How many of the lines below include the word "comparison"? Only the number should be given.

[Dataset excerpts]

——

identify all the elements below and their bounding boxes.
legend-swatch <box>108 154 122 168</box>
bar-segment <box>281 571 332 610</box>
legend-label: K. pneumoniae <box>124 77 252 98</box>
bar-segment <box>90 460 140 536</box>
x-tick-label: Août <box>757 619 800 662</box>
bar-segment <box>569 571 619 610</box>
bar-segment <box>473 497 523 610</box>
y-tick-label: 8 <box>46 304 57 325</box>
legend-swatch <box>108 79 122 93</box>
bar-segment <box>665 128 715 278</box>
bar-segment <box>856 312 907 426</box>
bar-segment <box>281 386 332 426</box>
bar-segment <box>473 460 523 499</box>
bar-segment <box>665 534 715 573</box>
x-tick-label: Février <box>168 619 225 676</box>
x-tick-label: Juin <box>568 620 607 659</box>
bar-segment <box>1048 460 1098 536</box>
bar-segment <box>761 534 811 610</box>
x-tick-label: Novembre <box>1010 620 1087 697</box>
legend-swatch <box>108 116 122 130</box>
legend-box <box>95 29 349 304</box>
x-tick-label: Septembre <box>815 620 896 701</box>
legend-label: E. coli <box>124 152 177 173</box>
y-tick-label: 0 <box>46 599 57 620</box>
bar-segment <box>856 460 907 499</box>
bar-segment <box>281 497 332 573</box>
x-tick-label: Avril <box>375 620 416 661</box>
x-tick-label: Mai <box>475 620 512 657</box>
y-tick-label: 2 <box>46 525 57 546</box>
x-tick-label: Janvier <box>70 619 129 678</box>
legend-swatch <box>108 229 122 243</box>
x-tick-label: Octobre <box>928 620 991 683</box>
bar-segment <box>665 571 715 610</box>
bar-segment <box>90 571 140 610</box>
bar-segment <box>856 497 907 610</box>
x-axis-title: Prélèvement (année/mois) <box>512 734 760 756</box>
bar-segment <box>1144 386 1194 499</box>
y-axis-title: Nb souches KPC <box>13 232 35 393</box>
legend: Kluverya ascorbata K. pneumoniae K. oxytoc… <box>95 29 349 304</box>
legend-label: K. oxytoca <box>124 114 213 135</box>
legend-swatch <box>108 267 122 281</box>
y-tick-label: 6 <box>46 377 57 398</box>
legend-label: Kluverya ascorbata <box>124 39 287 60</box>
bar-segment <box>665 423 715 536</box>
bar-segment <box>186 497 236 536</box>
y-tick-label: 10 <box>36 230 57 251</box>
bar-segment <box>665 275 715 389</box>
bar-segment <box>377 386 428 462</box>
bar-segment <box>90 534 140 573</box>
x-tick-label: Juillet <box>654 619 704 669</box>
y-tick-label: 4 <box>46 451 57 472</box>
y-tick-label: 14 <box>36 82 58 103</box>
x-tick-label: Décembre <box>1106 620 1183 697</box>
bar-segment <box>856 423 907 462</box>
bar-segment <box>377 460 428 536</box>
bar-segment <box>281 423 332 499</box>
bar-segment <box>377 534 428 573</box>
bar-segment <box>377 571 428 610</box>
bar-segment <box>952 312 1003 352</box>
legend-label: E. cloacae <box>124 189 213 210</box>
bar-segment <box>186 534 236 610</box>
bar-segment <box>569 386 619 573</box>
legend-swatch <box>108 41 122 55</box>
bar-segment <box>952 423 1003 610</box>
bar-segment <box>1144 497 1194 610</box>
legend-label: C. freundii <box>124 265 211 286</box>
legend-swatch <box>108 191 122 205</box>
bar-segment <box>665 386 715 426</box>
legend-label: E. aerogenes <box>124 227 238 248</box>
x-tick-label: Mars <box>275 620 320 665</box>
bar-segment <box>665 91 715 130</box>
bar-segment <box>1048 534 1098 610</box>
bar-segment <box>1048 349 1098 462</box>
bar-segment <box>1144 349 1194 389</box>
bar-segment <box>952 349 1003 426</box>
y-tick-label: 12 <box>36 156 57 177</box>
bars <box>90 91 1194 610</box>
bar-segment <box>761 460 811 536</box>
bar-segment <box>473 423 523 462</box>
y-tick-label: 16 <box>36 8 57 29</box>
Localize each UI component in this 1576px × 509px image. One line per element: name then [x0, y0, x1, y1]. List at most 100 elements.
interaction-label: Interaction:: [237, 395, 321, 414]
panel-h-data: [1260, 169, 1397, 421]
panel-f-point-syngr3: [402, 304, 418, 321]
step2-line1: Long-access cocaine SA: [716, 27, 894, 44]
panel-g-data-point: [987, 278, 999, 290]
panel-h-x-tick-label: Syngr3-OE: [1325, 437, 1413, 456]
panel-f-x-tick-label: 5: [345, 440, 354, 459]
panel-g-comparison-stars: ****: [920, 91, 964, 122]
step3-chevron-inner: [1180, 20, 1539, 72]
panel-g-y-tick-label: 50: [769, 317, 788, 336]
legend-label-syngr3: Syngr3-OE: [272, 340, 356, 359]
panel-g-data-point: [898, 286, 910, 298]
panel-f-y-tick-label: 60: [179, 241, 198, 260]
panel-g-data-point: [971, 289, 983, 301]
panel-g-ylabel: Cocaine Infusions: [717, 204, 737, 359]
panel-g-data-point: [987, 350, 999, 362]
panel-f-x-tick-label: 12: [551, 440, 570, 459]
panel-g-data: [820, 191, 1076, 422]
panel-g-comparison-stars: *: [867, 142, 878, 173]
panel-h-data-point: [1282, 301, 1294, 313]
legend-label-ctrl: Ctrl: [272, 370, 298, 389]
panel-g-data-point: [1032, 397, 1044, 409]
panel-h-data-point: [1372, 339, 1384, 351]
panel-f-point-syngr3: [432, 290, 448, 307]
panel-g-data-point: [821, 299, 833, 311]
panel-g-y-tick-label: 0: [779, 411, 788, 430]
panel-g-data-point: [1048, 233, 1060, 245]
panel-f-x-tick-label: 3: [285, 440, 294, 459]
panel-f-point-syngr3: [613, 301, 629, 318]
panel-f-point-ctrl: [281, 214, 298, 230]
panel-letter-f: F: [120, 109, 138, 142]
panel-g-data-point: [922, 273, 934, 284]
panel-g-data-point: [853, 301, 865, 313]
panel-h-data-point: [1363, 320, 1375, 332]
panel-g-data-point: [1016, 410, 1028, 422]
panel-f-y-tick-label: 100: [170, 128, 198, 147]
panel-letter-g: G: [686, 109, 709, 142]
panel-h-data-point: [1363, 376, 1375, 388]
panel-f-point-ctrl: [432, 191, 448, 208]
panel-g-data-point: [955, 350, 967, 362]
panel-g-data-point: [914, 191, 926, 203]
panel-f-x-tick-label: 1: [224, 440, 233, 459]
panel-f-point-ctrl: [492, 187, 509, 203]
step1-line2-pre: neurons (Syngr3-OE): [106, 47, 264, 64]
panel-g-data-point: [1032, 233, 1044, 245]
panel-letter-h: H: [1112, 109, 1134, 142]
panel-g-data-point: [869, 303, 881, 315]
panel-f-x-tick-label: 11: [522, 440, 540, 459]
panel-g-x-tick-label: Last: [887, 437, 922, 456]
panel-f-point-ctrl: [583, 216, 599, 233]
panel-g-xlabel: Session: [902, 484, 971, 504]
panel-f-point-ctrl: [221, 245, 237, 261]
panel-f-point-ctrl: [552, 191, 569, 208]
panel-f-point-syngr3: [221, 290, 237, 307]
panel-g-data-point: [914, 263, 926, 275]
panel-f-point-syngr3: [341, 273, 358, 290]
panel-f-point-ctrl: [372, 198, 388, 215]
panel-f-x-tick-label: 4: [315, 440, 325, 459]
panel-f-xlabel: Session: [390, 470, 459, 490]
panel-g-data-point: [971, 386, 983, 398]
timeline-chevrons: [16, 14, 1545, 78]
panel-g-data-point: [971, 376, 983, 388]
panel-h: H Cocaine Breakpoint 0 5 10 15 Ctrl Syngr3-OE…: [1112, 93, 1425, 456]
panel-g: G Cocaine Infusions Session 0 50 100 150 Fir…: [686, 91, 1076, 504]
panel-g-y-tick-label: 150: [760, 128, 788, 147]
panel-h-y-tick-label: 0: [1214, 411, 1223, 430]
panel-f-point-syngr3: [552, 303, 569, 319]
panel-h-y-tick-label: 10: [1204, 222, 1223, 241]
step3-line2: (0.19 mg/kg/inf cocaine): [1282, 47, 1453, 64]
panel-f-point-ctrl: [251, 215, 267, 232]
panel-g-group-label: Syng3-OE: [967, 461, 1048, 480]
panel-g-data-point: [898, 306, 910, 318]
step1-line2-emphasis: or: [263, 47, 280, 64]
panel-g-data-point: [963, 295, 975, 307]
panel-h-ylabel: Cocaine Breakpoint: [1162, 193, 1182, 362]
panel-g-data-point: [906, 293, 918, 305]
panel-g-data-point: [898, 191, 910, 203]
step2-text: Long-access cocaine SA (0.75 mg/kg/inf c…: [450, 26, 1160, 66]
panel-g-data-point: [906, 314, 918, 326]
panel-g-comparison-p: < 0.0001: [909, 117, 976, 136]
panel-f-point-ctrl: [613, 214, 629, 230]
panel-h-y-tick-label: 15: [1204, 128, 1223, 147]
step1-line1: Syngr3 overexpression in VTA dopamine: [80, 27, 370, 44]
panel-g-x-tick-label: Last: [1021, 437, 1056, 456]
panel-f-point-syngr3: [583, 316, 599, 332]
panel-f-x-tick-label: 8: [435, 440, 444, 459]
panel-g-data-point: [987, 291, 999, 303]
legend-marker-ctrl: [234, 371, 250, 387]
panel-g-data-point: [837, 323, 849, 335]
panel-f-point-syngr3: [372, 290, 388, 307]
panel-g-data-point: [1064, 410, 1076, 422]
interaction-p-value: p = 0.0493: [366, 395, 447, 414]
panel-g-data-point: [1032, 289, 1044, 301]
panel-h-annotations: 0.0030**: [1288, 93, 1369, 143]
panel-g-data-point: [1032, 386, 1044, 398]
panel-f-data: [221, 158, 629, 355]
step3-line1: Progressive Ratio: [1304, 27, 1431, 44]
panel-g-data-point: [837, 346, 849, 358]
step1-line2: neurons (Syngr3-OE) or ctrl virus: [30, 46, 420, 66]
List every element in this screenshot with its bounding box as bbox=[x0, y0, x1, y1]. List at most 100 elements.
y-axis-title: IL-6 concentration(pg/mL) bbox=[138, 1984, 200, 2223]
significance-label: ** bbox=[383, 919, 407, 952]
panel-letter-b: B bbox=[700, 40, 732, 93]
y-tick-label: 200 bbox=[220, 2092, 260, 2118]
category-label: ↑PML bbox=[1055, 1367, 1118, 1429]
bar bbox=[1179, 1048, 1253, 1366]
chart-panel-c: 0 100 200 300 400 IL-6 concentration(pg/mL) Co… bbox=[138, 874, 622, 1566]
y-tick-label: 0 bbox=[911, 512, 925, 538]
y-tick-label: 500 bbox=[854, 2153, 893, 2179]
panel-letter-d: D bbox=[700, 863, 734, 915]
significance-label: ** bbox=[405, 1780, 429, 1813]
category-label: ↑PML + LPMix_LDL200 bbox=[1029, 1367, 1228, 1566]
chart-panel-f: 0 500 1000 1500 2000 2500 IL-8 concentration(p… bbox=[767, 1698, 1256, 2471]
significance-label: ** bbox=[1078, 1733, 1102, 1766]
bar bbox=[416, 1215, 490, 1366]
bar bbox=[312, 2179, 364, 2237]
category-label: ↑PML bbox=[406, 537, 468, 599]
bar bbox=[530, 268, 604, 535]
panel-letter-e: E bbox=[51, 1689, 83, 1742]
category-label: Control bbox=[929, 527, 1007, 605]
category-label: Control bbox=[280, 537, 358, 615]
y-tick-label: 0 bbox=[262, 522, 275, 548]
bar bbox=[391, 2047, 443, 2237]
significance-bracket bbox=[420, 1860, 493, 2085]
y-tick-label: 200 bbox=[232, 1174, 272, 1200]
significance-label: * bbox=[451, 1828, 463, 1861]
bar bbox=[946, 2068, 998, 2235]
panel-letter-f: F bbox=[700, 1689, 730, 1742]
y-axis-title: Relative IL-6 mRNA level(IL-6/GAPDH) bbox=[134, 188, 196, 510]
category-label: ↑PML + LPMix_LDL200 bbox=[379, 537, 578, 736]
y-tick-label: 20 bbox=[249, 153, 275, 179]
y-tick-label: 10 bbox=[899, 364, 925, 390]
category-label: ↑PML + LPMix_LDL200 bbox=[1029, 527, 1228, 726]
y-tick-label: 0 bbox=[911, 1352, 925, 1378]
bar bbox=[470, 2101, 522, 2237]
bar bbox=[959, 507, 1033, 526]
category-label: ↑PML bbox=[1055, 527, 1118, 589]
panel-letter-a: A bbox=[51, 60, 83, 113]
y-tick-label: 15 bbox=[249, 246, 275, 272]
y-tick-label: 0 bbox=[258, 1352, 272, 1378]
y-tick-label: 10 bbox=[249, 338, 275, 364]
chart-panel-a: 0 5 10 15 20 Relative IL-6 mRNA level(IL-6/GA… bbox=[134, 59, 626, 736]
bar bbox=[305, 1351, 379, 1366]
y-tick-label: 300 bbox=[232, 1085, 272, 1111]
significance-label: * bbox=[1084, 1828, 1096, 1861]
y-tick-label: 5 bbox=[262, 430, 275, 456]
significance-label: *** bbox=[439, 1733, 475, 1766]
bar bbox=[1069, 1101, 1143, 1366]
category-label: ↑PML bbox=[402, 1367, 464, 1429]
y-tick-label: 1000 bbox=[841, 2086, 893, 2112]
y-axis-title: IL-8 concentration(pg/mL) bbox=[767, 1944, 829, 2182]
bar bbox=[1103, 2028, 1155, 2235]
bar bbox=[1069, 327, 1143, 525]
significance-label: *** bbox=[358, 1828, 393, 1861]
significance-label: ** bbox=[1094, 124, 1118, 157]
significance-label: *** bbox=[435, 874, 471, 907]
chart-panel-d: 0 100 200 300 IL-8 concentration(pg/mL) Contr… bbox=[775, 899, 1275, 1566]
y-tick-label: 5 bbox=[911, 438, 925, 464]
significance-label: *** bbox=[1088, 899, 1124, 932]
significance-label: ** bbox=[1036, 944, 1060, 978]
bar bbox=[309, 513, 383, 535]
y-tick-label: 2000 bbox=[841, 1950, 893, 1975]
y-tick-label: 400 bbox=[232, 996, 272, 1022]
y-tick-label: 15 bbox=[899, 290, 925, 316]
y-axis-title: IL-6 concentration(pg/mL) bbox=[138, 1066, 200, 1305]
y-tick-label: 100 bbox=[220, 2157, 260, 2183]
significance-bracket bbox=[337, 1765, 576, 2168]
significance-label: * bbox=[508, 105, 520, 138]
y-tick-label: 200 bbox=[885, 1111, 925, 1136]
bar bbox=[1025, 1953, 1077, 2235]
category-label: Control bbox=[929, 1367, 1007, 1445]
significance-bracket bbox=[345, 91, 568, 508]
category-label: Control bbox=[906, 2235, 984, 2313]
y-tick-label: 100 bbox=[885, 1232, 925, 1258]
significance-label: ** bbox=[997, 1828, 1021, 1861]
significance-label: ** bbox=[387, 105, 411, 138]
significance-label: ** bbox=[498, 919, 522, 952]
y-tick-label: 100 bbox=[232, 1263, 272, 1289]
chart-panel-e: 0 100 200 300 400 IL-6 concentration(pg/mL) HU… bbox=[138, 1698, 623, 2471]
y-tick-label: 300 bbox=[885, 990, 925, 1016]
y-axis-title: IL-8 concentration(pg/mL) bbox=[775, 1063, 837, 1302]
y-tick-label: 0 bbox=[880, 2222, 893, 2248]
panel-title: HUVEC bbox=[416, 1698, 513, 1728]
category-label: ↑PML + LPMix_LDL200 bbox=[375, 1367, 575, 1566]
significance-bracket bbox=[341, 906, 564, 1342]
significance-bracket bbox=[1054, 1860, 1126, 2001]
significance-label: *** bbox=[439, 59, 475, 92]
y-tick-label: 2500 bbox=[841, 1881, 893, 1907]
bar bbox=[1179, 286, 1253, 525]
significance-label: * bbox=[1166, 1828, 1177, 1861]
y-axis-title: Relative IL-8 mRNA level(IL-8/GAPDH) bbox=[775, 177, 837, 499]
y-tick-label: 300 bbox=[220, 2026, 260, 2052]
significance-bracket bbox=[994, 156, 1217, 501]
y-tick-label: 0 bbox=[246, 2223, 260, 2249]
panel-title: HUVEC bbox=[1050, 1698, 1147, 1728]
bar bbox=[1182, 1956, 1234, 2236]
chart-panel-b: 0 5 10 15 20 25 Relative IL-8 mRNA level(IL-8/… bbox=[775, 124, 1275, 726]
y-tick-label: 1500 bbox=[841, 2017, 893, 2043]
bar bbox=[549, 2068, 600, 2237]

——

## Written solution:
3